— Begin MATERIAL PROVIDED —
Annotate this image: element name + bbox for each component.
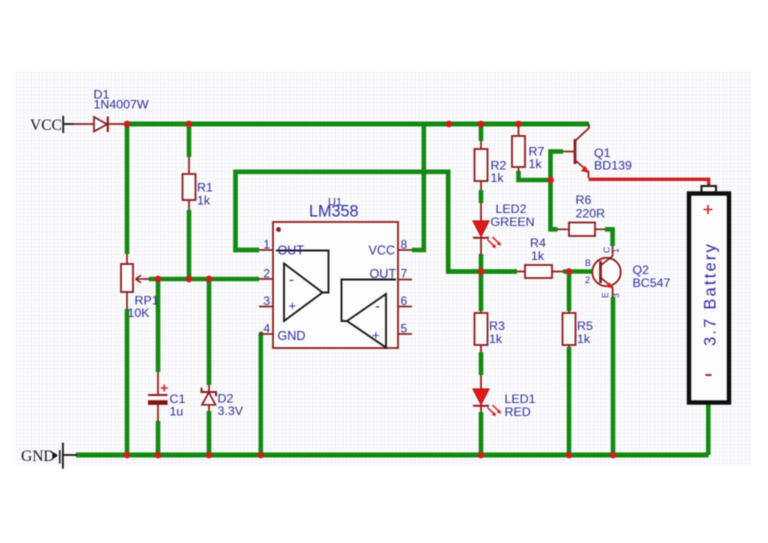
wire R2 top	[479, 124, 484, 141]
wire Q1 base	[551, 152, 564, 230]
wire D1 cathode lead	[109, 123, 129, 125]
svg-text:1u: 1u	[170, 405, 184, 419]
wire R2 leads	[480, 141, 482, 221]
junction node rail x449	[446, 121, 453, 128]
svg-text:GND: GND	[278, 329, 306, 343]
svg-text:2: 2	[263, 267, 270, 281]
svg-text:OUT: OUT	[370, 267, 397, 281]
pin 5 stub	[398, 333, 412, 335]
svg-text:1k: 1k	[489, 332, 503, 346]
svg-text:1k: 1k	[577, 332, 591, 346]
svg-text:BC547: BC547	[633, 276, 671, 290]
svg-text:10K: 10K	[128, 306, 151, 320]
wire R7 leads	[518, 124, 520, 172]
wire C1 top	[156, 279, 161, 372]
svg-text:5: 5	[401, 322, 408, 336]
svg-text:LED2: LED2	[496, 202, 527, 216]
wire R1 bottom	[187, 210, 192, 279]
op-amp U1 body	[273, 222, 398, 348]
wire R3 leads	[480, 311, 482, 352]
transistor Q2	[592, 246, 620, 297]
wire C1 leads	[157, 372, 159, 421]
svg-text:+: +	[289, 298, 297, 313]
resistor R7	[512, 136, 525, 167]
label C1	[170, 392, 186, 419]
label R7	[529, 145, 545, 172]
wire R5 leads	[568, 311, 570, 347]
svg-text:GND: GND	[21, 448, 55, 465]
svg-text:BD139: BD139	[594, 159, 632, 173]
junction node R2 top	[478, 121, 485, 128]
label RP1	[128, 294, 159, 321]
label Q1	[594, 146, 632, 173]
svg-text:1k: 1k	[491, 171, 505, 185]
pin 7 stub	[398, 279, 412, 281]
junction node R1 bottom	[186, 276, 193, 283]
resistor R5	[563, 313, 576, 345]
battery plus mark	[704, 205, 713, 214]
svg-text:1k: 1k	[531, 249, 545, 263]
svg-text:Q2: Q2	[633, 263, 650, 277]
svg-text:1k: 1k	[197, 194, 211, 208]
diode D1	[94, 117, 108, 133]
svg-text:R3: R3	[489, 319, 505, 333]
svg-text:1N4007W: 1N4007W	[94, 98, 149, 112]
wire C1 bottom	[156, 421, 161, 455]
op-amp B output wire	[342, 280, 397, 322]
wire Q1 emitter lead	[588, 171, 590, 179]
pin 2 stub	[259, 278, 273, 280]
label R3	[489, 319, 505, 346]
svg-text:8: 8	[401, 238, 408, 252]
pin 1 stub	[259, 249, 273, 251]
resistor R3	[475, 313, 488, 345]
wire LED2 anode	[479, 190, 484, 203]
svg-text:R6: R6	[576, 193, 592, 207]
svg-text:E: E	[600, 292, 610, 298]
wire LED1 leads	[480, 375, 482, 412]
battery BT1	[689, 186, 729, 403]
label D1	[94, 88, 149, 112]
svg-text:LED1: LED1	[505, 392, 536, 406]
svg-text:R4: R4	[530, 236, 546, 250]
potentiometer RP1	[121, 264, 143, 292]
wire GND rail bottom	[76, 453, 709, 458]
svg-text:RED: RED	[505, 405, 531, 419]
wire R4 leads	[517, 271, 563, 273]
wire D1 to RP1 vertical	[125, 124, 130, 254]
svg-text:3: 3	[611, 293, 621, 298]
resistor R4	[525, 265, 552, 278]
battery minus mark	[706, 374, 712, 376]
svg-text:+: +	[372, 328, 380, 343]
svg-text:VCC: VCC	[30, 117, 62, 134]
svg-text:6: 6	[401, 294, 408, 308]
svg-text:-: -	[375, 298, 380, 315]
svg-text:3: 3	[263, 294, 270, 308]
resistor R1	[183, 174, 196, 200]
wire RP1 bottom	[125, 309, 130, 455]
wire R4 to Q2 base	[563, 269, 593, 274]
junction node RP1 gnd	[124, 452, 131, 459]
wire R1 top	[187, 124, 192, 157]
wire rail to pin8	[412, 124, 424, 250]
wire Q1 base lead	[563, 151, 574, 153]
LED1	[473, 389, 501, 416]
svg-text:4: 4	[263, 322, 270, 336]
junction node Q2 emitter gnd	[610, 452, 617, 459]
wire R5 to rail	[567, 347, 572, 455]
wire Q2 emitter to rail	[611, 297, 616, 455]
junction node C1 gnd	[155, 452, 162, 459]
wire LED2 cathode lead	[480, 238, 482, 255]
resistor R2	[475, 149, 488, 181]
svg-text:1: 1	[263, 238, 270, 252]
junction node Q2 base R5	[566, 268, 573, 275]
wire GND flag lead	[64, 454, 78, 456]
wire Q1 emitter to battery red	[589, 179, 709, 187]
svg-text:VCC: VCC	[369, 244, 396, 258]
wire Q1 collector lead	[576, 124, 590, 141]
label R5	[577, 319, 593, 346]
junction node LED2 R3	[478, 268, 485, 275]
label D2	[218, 392, 244, 419]
svg-text:7: 7	[401, 267, 408, 281]
svg-text:B: B	[585, 258, 591, 268]
svg-text:LM358: LM358	[309, 203, 359, 221]
wire pin2 net	[149, 277, 259, 282]
junction node R7 R6	[547, 177, 554, 184]
wire VCC flag lead	[64, 123, 74, 125]
wire D1 anode lead	[73, 123, 94, 125]
svg-text:220R: 220R	[576, 207, 606, 221]
junction node R5 gnd	[566, 452, 573, 459]
label R1	[197, 181, 213, 208]
capacitor C1	[148, 385, 168, 403]
svg-text:3.7 Battery: 3.7 Battery	[702, 242, 720, 346]
op-amp A triangle	[284, 264, 323, 322]
svg-text:1k: 1k	[529, 157, 543, 171]
wire R6 leads	[557, 228, 605, 230]
resistor R6	[569, 223, 595, 237]
op-amp A feedback wire	[276, 251, 329, 293]
transistor Q1	[575, 139, 589, 173]
wire Q2 base lead	[593, 271, 601, 273]
svg-text:2: 2	[585, 275, 590, 285]
svg-text:-: -	[289, 272, 294, 289]
junction node R7 top	[515, 121, 522, 128]
LED2	[473, 221, 501, 248]
svg-text:1: 1	[611, 248, 621, 253]
wire base node to R5	[567, 272, 572, 312]
op-amp B triangle	[347, 294, 386, 348]
svg-text:R1: R1	[197, 181, 213, 195]
label Q2	[633, 263, 671, 290]
junction node pin4 gnd	[257, 452, 264, 459]
wire pin4 to ground rail	[259, 334, 261, 455]
pin 1 mark dot	[276, 227, 281, 232]
pin 3 stub	[259, 306, 273, 308]
wire R1 leads	[188, 157, 190, 210]
wire R7 bottom elbow	[519, 171, 551, 180]
wire RP1 leads	[127, 254, 150, 309]
wire D2 top	[207, 279, 212, 385]
junction node D2 top	[206, 276, 213, 283]
zener diode D2	[202, 388, 217, 405]
pin 6 stub	[398, 306, 412, 308]
wire VCC rail top	[127, 122, 589, 127]
wire R6 to Q2 collector	[605, 229, 613, 246]
wire LED1 to rail	[479, 412, 484, 455]
junction node C1 top	[155, 276, 162, 283]
wire node to R3	[479, 272, 484, 312]
pin 4 stub	[259, 333, 273, 335]
svg-text:OUT: OUT	[278, 244, 305, 258]
label LED2	[491, 202, 535, 229]
wire battery to rail	[706, 403, 711, 455]
label R2	[491, 159, 507, 186]
wire pin1 feedback net to R4	[236, 172, 518, 272]
wire D2 leads	[208, 385, 210, 411]
label LED1	[505, 392, 536, 419]
wire R3 to LED1	[479, 352, 484, 375]
wire LED2 cathode to node	[479, 254, 484, 272]
net flag VCC	[30, 116, 63, 134]
junction node D2 gnd	[206, 452, 213, 459]
svg-text:3.3V: 3.3V	[218, 404, 244, 418]
pin 8 stub	[398, 249, 412, 251]
junction node D1 out	[124, 121, 131, 128]
junction node R1 top	[186, 121, 193, 128]
svg-text:R5: R5	[577, 319, 593, 333]
label R6	[576, 193, 606, 221]
net flag GND	[21, 443, 63, 469]
label R4	[530, 236, 546, 263]
wire D2 bottom	[207, 411, 212, 455]
junction node LED1 gnd	[478, 452, 485, 459]
svg-text:GREEN: GREEN	[491, 215, 535, 229]
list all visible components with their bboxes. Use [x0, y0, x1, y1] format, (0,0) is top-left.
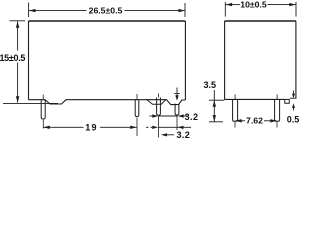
dimension 26.5±0.5 line and arrows — [29, 9, 185, 12]
side pin tab 2 extension line — [276, 122, 278, 128]
dimension 7.62 line and arrows — [235, 119, 277, 122]
dimension 19 line and arrows — [43, 126, 136, 129]
svg-text:15±0.5: 15±0.5 — [0, 53, 25, 63]
right view bottom-right stub — [285, 99, 290, 103]
side pin tab 2 — [275, 94, 280, 121]
svg-text:3.5: 3.5 — [203, 80, 216, 90]
right view body outline — [225, 21, 296, 100]
pin 3 extension line — [158, 117, 160, 138]
svg-text:3.2: 3.2 — [185, 112, 199, 122]
pin 2 — [135, 94, 139, 117]
pin 4 extension line — [176, 116, 178, 131]
svg-text:10±0.5: 10±0.5 — [240, 0, 267, 10]
side pin tab 1 — [233, 94, 238, 121]
svg-text:0.5: 0.5 — [287, 114, 300, 124]
left view bottom pedestal under pin 3 — [147, 100, 166, 105]
dimension 15±0.5 ticks — [3, 21, 58, 104]
svg-text:7.62: 7.62 — [246, 116, 263, 126]
dimension 26.5±0.5 extension lines — [29, 3, 185, 18]
pin 3 — [157, 94, 161, 116]
side pin tab 1 extension line — [234, 122, 236, 128]
dimension 3.2 (lower row, arrows at pins 3-4 extensions) — [146, 126, 191, 129]
dimension 0.5 line and arrows — [290, 91, 297, 111]
dimension 3.2 (upper, pins 3-4) — [150, 114, 188, 117]
pin 4 — [175, 104, 179, 115]
left view body outline — [29, 21, 186, 105]
svg-text:26.5±0.5: 26.5±0.5 — [89, 5, 123, 15]
arrow pointing to notch above pin 4 — [174, 88, 180, 101]
pin 2 extension line — [136, 118, 138, 137]
pin 1 — [41, 95, 45, 119]
dimension 3.5 ticks — [209, 100, 224, 122]
dimension 3.2 (bottom label with left arrow) — [161, 133, 174, 136]
dimension 10±0.5 extension lines — [225, 2, 296, 17]
pin 1 extension line — [42, 120, 44, 129]
svg-text:3.2: 3.2 — [176, 130, 190, 140]
svg-text:19: 19 — [85, 122, 97, 132]
dimension 15±0.5 line and arrows — [16, 21, 19, 103]
dimension 3.5 line and arrows — [213, 90, 216, 122]
dimension 10±0.5 line and arrows — [226, 3, 296, 6]
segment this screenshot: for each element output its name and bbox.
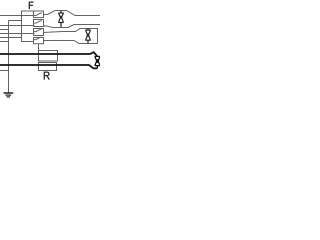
wire F2 output to capsule bottom — [44, 25, 101, 28]
ground bus vertical — [8, 21, 10, 93]
label F — [29, 2, 34, 9]
wire feed W3 to fuse F3 — [0, 33, 35, 35]
fuse box F2 — [34, 20, 44, 27]
wire feed W1 to fuse F1 — [0, 15, 35, 17]
fuse box F4 — [34, 37, 44, 44]
wire F3 output to capsule2 top — [44, 29, 98, 44]
relay box R1 — [39, 51, 58, 62]
wire F4 output to capsule2 bottom — [44, 41, 98, 44]
wire ground tie W5 — [0, 41, 9, 43]
wire W7 into rail — [0, 37, 22, 39]
ground — [4, 93, 14, 97]
suppressor D2 — [85, 29, 90, 44]
fuse box F3 — [34, 29, 44, 36]
suppressor D1 — [58, 11, 63, 28]
wire bus branch — [9, 20, 22, 22]
wire ground tie W6 — [0, 70, 9, 72]
suppressor D3 — [95, 56, 101, 68]
wire thick feed through relay R1 — [0, 52, 97, 56]
wire coil link F4 to relay R — [38, 44, 40, 51]
fuse box F1 — [34, 11, 44, 18]
wire F1 output to capsule top — [44, 11, 101, 16]
label R — [44, 72, 49, 80]
wire ground tie W4 — [0, 29, 9, 31]
wire thick feed through relay R2 — [0, 65, 97, 68]
wire feed W2 to fuse F2 — [0, 25, 35, 27]
relay box R2 — [39, 63, 57, 71]
rail vertical with corners — [22, 11, 34, 42]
— End MATERIAL PROVIDED —
--- REQUEST ---
Reproduce everything from the line containing "wire F2 output" down to the end of the records, both ends included.

--- TASK OUTPUT ---
wire F2 output to capsule bottom — [44, 25, 101, 28]
ground bus vertical — [8, 21, 10, 93]
label F — [29, 2, 34, 9]
wire feed W3 to fuse F3 — [0, 33, 35, 35]
fuse box F2 — [34, 20, 44, 27]
wire feed W1 to fuse F1 — [0, 15, 35, 17]
fuse box F4 — [34, 37, 44, 44]
wire F3 output to capsule2 top — [44, 29, 98, 44]
relay box R1 — [39, 51, 58, 62]
wire F4 output to capsule2 bottom — [44, 41, 98, 44]
wire ground tie W5 — [0, 41, 9, 43]
wire W7 into rail — [0, 37, 22, 39]
ground — [4, 93, 14, 97]
suppressor D2 — [85, 29, 90, 44]
fuse box F3 — [34, 29, 44, 36]
suppressor D1 — [58, 11, 63, 28]
wire bus branch — [9, 20, 22, 22]
wire ground tie W6 — [0, 70, 9, 72]
suppressor D3 — [95, 56, 101, 68]
wire thick feed through relay R1 — [0, 52, 97, 56]
wire coil link F4 to relay R — [38, 44, 40, 51]
fuse box F1 — [34, 11, 44, 18]
wire F1 output to capsule top — [44, 11, 101, 16]
label R — [44, 72, 49, 80]
wire ground tie W4 — [0, 29, 9, 31]
wire thick feed through relay R2 — [0, 65, 97, 68]
wire feed W2 to fuse F2 — [0, 25, 35, 27]
relay box R2 — [39, 63, 57, 71]
rail vertical with corners — [22, 11, 34, 42]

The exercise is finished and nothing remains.